>> BEGIN Available data

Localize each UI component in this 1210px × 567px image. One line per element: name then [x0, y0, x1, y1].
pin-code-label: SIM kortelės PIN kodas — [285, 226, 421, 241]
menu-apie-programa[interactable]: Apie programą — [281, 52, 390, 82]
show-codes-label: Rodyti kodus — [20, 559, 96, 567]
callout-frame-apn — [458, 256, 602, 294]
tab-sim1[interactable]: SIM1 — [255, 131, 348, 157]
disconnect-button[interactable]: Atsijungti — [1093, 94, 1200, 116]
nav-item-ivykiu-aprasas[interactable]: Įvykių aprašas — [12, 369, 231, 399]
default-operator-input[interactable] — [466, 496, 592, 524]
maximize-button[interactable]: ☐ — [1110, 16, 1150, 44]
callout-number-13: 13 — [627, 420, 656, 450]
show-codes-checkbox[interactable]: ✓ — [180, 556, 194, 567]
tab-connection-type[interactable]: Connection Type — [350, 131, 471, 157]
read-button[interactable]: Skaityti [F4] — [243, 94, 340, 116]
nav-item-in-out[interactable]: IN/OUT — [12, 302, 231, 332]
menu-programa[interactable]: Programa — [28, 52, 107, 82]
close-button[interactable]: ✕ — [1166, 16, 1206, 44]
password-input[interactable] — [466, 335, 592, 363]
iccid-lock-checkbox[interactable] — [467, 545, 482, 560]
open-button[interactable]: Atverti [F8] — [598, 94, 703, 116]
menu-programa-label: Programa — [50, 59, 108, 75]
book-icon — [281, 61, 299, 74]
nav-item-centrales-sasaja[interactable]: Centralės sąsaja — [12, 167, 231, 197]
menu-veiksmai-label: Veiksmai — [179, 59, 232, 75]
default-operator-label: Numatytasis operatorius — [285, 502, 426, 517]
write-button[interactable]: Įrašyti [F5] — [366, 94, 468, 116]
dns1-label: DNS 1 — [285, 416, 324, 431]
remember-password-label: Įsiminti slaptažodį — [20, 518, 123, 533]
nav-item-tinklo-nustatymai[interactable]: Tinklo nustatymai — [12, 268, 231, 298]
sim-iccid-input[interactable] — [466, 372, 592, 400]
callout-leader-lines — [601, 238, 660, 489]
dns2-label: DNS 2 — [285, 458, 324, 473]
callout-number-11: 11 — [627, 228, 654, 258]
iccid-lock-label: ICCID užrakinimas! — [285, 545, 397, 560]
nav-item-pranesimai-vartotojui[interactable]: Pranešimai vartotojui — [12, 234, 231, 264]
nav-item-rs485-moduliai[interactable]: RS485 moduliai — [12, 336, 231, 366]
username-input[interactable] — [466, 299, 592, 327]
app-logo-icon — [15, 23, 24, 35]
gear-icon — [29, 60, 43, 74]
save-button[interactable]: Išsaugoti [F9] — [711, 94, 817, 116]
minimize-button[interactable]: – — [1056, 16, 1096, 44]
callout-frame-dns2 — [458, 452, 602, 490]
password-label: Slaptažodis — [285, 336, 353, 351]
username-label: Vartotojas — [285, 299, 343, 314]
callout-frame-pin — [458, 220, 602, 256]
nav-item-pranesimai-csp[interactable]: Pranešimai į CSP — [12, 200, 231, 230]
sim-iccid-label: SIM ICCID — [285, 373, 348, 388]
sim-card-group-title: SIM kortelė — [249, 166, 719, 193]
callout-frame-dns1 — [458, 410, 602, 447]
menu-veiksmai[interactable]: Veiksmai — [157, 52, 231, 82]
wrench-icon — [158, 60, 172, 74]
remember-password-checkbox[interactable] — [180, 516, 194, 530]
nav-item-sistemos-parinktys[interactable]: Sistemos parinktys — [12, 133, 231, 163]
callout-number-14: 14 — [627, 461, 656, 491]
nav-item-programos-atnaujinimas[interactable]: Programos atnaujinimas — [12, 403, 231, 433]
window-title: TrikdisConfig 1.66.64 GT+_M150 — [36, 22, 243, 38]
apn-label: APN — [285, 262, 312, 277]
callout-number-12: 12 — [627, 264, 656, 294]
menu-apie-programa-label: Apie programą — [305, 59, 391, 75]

>> END Available data

* Short problem: Retype all of the rows above, keeping every character unchanged.

* Output for this exercise:
Localize each UI component in this 1210px × 567px image. One line per element: name then [x0, y0, x1, y1].
pin-code-label: SIM kortelės PIN kodas — [285, 226, 421, 241]
menu-apie-programa[interactable]: Apie programą — [281, 52, 390, 82]
show-codes-label: Rodyti kodus — [20, 559, 96, 567]
callout-frame-apn — [458, 256, 602, 294]
tab-sim1[interactable]: SIM1 — [255, 131, 348, 157]
disconnect-button[interactable]: Atsijungti — [1093, 94, 1200, 116]
nav-item-ivykiu-aprasas[interactable]: Įvykių aprašas — [12, 369, 231, 399]
default-operator-input[interactable] — [466, 496, 592, 524]
maximize-button[interactable]: ☐ — [1110, 16, 1150, 44]
callout-number-13: 13 — [627, 420, 656, 450]
show-codes-checkbox[interactable]: ✓ — [180, 556, 194, 567]
tab-connection-type[interactable]: Connection Type — [350, 131, 471, 157]
read-button[interactable]: Skaityti [F4] — [243, 94, 340, 116]
nav-item-in-out[interactable]: IN/OUT — [12, 302, 231, 332]
menu-programa[interactable]: Programa — [28, 52, 107, 82]
close-button[interactable]: ✕ — [1166, 16, 1206, 44]
password-input[interactable] — [466, 335, 592, 363]
iccid-lock-checkbox[interactable] — [467, 545, 482, 560]
open-button[interactable]: Atverti [F8] — [598, 94, 703, 116]
menu-programa-label: Programa — [50, 59, 108, 75]
book-icon — [281, 61, 299, 74]
nav-item-centrales-sasaja[interactable]: Centralės sąsaja — [12, 167, 231, 197]
menu-veiksmai-label: Veiksmai — [179, 59, 232, 75]
default-operator-label: Numatytasis operatorius — [285, 502, 426, 517]
write-button[interactable]: Įrašyti [F5] — [366, 94, 468, 116]
dns1-label: DNS 1 — [285, 416, 324, 431]
remember-password-label: Įsiminti slaptažodį — [20, 518, 123, 533]
nav-item-tinklo-nustatymai[interactable]: Tinklo nustatymai — [12, 268, 231, 298]
sim-iccid-input[interactable] — [466, 372, 592, 400]
callout-leader-lines — [601, 238, 660, 489]
dns2-label: DNS 2 — [285, 458, 324, 473]
callout-number-11: 11 — [627, 228, 654, 258]
iccid-lock-label: ICCID užrakinimas! — [285, 545, 397, 560]
nav-item-pranesimai-vartotojui[interactable]: Pranešimai vartotojui — [12, 234, 231, 264]
nav-item-rs485-moduliai[interactable]: RS485 moduliai — [12, 336, 231, 366]
username-input[interactable] — [466, 299, 592, 327]
app-logo-icon — [15, 23, 24, 35]
gear-icon — [29, 60, 43, 74]
save-button[interactable]: Išsaugoti [F9] — [711, 94, 817, 116]
minimize-button[interactable]: – — [1056, 16, 1096, 44]
callout-frame-dns2 — [458, 452, 602, 490]
password-label: Slaptažodis — [285, 336, 353, 351]
username-label: Vartotojas — [285, 299, 343, 314]
callout-frame-pin — [458, 220, 602, 256]
nav-item-pranesimai-csp[interactable]: Pranešimai į CSP — [12, 200, 231, 230]
sim-iccid-label: SIM ICCID — [285, 373, 348, 388]
sim-card-group-title: SIM kortelė — [249, 166, 719, 193]
callout-frame-dns1 — [458, 410, 602, 447]
menu-veiksmai[interactable]: Veiksmai — [157, 52, 231, 82]
wrench-icon — [158, 60, 172, 74]
remember-password-checkbox[interactable] — [180, 516, 194, 530]
nav-item-sistemos-parinktys[interactable]: Sistemos parinktys — [12, 133, 231, 163]
callout-number-14: 14 — [627, 461, 656, 491]
nav-item-programos-atnaujinimas[interactable]: Programos atnaujinimas — [12, 403, 231, 433]
window-title: TrikdisConfig 1.66.64 GT+_M150 — [36, 22, 243, 38]
apn-label: APN — [285, 262, 312, 277]
callout-number-12: 12 — [627, 264, 656, 294]
menu-apie-programa-label: Apie programą — [305, 59, 391, 75]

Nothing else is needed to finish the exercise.